**WHAT YOU HAVE TO DO**
Copy all of the records below verbatim.

*** RECORDS FOR THE TASK ***

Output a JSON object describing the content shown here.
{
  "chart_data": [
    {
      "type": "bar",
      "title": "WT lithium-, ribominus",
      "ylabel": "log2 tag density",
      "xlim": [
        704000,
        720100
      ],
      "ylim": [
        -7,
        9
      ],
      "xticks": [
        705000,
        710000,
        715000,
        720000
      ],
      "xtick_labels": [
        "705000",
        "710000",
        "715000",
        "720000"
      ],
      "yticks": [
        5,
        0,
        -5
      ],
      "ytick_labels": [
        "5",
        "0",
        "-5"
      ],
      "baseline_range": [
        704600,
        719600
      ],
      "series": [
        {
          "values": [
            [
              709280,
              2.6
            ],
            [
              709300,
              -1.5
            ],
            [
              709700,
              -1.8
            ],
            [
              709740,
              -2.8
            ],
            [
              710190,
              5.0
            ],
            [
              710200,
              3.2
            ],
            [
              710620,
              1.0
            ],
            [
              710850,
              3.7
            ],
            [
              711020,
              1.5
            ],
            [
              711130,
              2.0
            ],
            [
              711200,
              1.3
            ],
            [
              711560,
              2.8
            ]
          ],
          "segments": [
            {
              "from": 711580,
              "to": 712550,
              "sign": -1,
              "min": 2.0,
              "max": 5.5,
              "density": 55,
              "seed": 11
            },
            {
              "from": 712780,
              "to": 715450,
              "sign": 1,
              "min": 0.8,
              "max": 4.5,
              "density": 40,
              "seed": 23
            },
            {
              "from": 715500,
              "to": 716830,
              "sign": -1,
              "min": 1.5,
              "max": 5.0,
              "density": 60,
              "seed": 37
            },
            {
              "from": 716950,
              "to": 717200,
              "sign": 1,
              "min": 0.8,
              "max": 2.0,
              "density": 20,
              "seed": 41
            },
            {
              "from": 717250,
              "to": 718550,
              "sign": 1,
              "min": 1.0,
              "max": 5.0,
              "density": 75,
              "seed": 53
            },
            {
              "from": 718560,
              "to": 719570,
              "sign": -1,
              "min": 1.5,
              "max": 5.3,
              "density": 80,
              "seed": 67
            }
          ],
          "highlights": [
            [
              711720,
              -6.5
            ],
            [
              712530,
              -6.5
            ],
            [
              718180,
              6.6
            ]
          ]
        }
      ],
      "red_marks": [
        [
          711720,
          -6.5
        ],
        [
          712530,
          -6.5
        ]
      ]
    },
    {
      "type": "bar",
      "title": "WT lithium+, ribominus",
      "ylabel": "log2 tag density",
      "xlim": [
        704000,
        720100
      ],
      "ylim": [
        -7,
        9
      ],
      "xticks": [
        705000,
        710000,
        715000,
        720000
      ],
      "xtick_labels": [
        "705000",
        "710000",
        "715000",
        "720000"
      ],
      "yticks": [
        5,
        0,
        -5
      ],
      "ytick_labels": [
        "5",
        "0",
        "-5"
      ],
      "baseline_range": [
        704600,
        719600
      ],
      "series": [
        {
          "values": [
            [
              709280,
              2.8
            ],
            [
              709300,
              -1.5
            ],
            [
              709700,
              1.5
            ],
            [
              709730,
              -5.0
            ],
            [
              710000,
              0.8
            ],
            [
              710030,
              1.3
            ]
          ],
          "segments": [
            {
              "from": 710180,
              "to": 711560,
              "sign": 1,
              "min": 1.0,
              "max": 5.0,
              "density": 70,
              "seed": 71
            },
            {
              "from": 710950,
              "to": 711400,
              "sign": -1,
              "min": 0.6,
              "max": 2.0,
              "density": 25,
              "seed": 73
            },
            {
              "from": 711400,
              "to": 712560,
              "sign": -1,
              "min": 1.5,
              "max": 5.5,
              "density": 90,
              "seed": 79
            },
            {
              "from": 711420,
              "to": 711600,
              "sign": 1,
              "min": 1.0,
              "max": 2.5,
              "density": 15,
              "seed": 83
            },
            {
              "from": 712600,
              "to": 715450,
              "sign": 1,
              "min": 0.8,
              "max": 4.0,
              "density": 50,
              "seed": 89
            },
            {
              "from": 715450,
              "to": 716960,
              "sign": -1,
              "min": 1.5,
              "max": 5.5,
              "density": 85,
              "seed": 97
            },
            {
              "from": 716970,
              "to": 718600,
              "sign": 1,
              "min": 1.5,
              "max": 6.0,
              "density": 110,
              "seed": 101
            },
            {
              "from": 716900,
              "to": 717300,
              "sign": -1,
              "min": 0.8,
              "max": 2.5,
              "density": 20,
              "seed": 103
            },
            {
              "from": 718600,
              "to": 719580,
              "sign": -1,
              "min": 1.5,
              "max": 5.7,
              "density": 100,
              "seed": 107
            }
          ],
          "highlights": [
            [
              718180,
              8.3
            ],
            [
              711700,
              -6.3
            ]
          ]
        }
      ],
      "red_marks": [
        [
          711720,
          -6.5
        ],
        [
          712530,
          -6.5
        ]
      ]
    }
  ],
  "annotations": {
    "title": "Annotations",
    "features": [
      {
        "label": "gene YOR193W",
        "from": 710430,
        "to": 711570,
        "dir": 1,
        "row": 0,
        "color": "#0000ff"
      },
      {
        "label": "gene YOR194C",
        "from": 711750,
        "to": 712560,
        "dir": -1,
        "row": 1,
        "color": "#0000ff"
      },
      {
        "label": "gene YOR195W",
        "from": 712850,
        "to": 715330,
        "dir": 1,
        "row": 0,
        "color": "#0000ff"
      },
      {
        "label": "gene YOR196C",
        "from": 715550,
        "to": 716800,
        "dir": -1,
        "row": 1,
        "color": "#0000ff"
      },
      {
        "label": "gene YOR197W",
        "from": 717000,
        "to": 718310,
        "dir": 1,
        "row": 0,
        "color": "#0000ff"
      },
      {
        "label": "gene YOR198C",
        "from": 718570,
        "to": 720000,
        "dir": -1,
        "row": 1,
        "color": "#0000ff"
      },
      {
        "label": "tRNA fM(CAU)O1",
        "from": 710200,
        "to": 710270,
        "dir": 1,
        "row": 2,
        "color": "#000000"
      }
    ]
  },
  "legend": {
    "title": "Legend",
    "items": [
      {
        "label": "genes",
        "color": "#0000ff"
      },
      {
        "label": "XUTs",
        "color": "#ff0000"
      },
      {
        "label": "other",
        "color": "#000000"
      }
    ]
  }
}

*** End of RECORDS FOR THE TASK ***

**RESULT OF THE EXERCISE**
Output a JSON object describing the content shown here.
{
  "chart_data": [
    {
      "type": "bar",
      "title": "WT lithium-, ribominus",
      "ylabel": "log2 tag density",
      "xlim": [
        704000,
        720100
      ],
      "ylim": [
        -7,
        9
      ],
      "xticks": [
        705000,
        710000,
        715000,
        720000
      ],
      "xtick_labels": [
        "705000",
        "710000",
        "715000",
        "720000"
      ],
      "yticks": [
        5,
        0,
        -5
      ],
      "ytick_labels": [
        "5",
        "0",
        "-5"
      ],
      "baseline_range": [
        704600,
        719600
      ],
      "series": [
        {
          "values": [
            [
              709280,
              2.6
            ],
            [
              709300,
              -1.5
            ],
            [
              709700,
              -1.8
            ],
            [
              709740,
              -2.8
            ],
            [
              710190,
              5.0
            ],
            [
              710200,
              3.2
            ],
            [
              710620,
              1.0
            ],
            [
              710850,
              3.7
            ],
            [
              711020,
              1.5
            ],
            [
              711130,
              2.0
            ],
            [
              711200,
              1.3
            ],
            [
              711560,
              2.8
            ]
          ],
          "segments": [
            {
              "from": 711580,
              "to": 712550,
              "sign": -1,
              "min": 2.0,
              "max": 5.5,
              "density": 55,
              "seed": 11
            },
            {
              "from": 712780,
              "to": 715450,
              "sign": 1,
              "min": 0.8,
              "max": 4.5,
              "density": 40,
              "seed": 23
            },
            {
              "from": 715500,
              "to": 716830,
              "sign": -1,
              "min": 1.5,
              "max": 5.0,
              "density": 60,
              "seed": 37
            },
            {
              "from": 716950,
              "to": 717200,
              "sign": 1,
              "min": 0.8,
              "max": 2.0,
              "density": 20,
              "seed": 41
            },
            {
              "from": 717250,
              "to": 718550,
              "sign": 1,
              "min": 1.0,
              "max": 5.0,
              "density": 75,
              "seed": 53
            },
            {
              "from": 718560,
              "to": 719570,
              "sign": -1,
              "min": 1.5,
              "max": 5.3,
              "density": 80,
              "seed": 67
            }
          ],
          "highlights": [
            [
              711720,
              -6.5
            ],
            [
              712530,
              -6.5
            ],
            [
              718180,
              6.6
            ]
          ]
        }
      ],
      "red_marks": [
        [
          711720,
          -6.5
        ],
        [
          712530,
          -6.5
        ]
      ]
    },
    {
      "type": "bar",
      "title": "WT lithium+, ribominus",
      "ylabel": "log2 tag density",
      "xlim": [
        704000,
        720100
      ],
      "ylim": [
        -7,
        9
      ],
      "xticks": [
        705000,
        710000,
        715000,
        720000
      ],
      "xtick_labels": [
        "705000",
        "710000",
        "715000",
        "720000"
      ],
      "yticks": [
        5,
        0,
        -5
      ],
      "ytick_labels": [
        "5",
        "0",
        "-5"
      ],
      "baseline_range": [
        704600,
        719600
      ],
      "series": [
        {
          "values": [
            [
              709280,
              2.8
            ],
            [
              709300,
              -1.5
            ],
            [
              709700,
              1.5
            ],
            [
              709730,
              -5.0
            ],
            [
              710000,
              0.8
            ],
            [
              710030,
              1.3
            ]
          ],
          "segments": [
            {
              "from": 710180,
              "to": 711560,
              "sign": 1,
              "min": 1.0,
              "max": 5.0,
              "density": 70,
              "seed": 71
            },
            {
              "from": 710950,
              "to": 711400,
              "sign": -1,
              "min": 0.6,
              "max": 2.0,
              "density": 25,
              "seed": 73
            },
            {
              "from": 711400,
              "to": 712560,
              "sign": -1,
              "min": 1.5,
              "max": 5.5,
              "density": 90,
              "seed": 79
            },
            {
              "from": 711420,
              "to": 711600,
              "sign": 1,
              "min": 1.0,
              "max": 2.5,
              "density": 15,
              "seed": 83
            },
            {
              "from": 712600,
              "to": 715450,
              "sign": 1,
              "min": 0.8,
              "max": 4.0,
              "density": 50,
              "seed": 89
            },
            {
              "from": 715450,
              "to": 716960,
              "sign": -1,
              "min": 1.5,
              "max": 5.5,
              "density": 85,
              "seed": 97
            },
            {
              "from": 716970,
              "to": 718600,
              "sign": 1,
              "min": 1.5,
              "max": 6.0,
              "density": 110,
              "seed": 101
            },
            {
              "from": 716900,
              "to": 717300,
              "sign": -1,
              "min": 0.8,
              "max": 2.5,
              "density": 20,
              "seed": 103
            },
            {
              "from": 718600,
              "to": 719580,
              "sign": -1,
              "min": 1.5,
              "max": 5.7,
              "density": 100,
              "seed": 107
            }
          ],
          "highlights": [
            [
              718180,
              8.3
            ],
            [
              711700,
              -6.3
            ]
          ]
        }
      ],
      "red_marks": [
        [
          711720,
          -6.5
        ],
        [
          712530,
          -6.5
        ]
      ]
    }
  ],
  "annotations": {
    "title": "Annotations",
    "features": [
      {
        "label": "gene YOR193W",
        "from": 710430,
        "to": 711570,
        "dir": 1,
        "row": 0,
        "color": "#0000ff"
      },
      {
        "label": "gene YOR194C",
        "from": 711750,
        "to": 712560,
        "dir": -1,
        "row": 1,
        "color": "#0000ff"
      },
      {
        "label": "gene YOR195W",
        "from": 712850,
        "to": 715330,
        "dir": 1,
        "row": 0,
        "color": "#0000ff"
      },
      {
        "label": "gene YOR196C",
        "from": 715550,
        "to": 716800,
        "dir": -1,
        "row": 1,
        "color": "#0000ff"
      },
      {
        "label": "gene YOR197W",
        "from": 717000,
        "to": 718310,
        "dir": 1,
        "row": 0,
        "color": "#0000ff"
      },
      {
        "label": "gene YOR198C",
        "from": 718570,
        "to": 720000,
        "dir": -1,
        "row": 1,
        "color": "#0000ff"
      },
      {
        "label": "tRNA fM(CAU)O1",
        "from": 710200,
        "to": 710270,
        "dir": 1,
        "row": 2,
        "color": "#000000"
      }
    ]
  },
  "legend": {
    "title": "Legend",
    "items": [
      {
        "label": "genes",
        "color": "#0000ff"
      },
      {
        "label": "XUTs",
        "color": "#ff0000"
      },
      {
        "label": "other",
        "color": "#000000"
      }
    ]
  }
}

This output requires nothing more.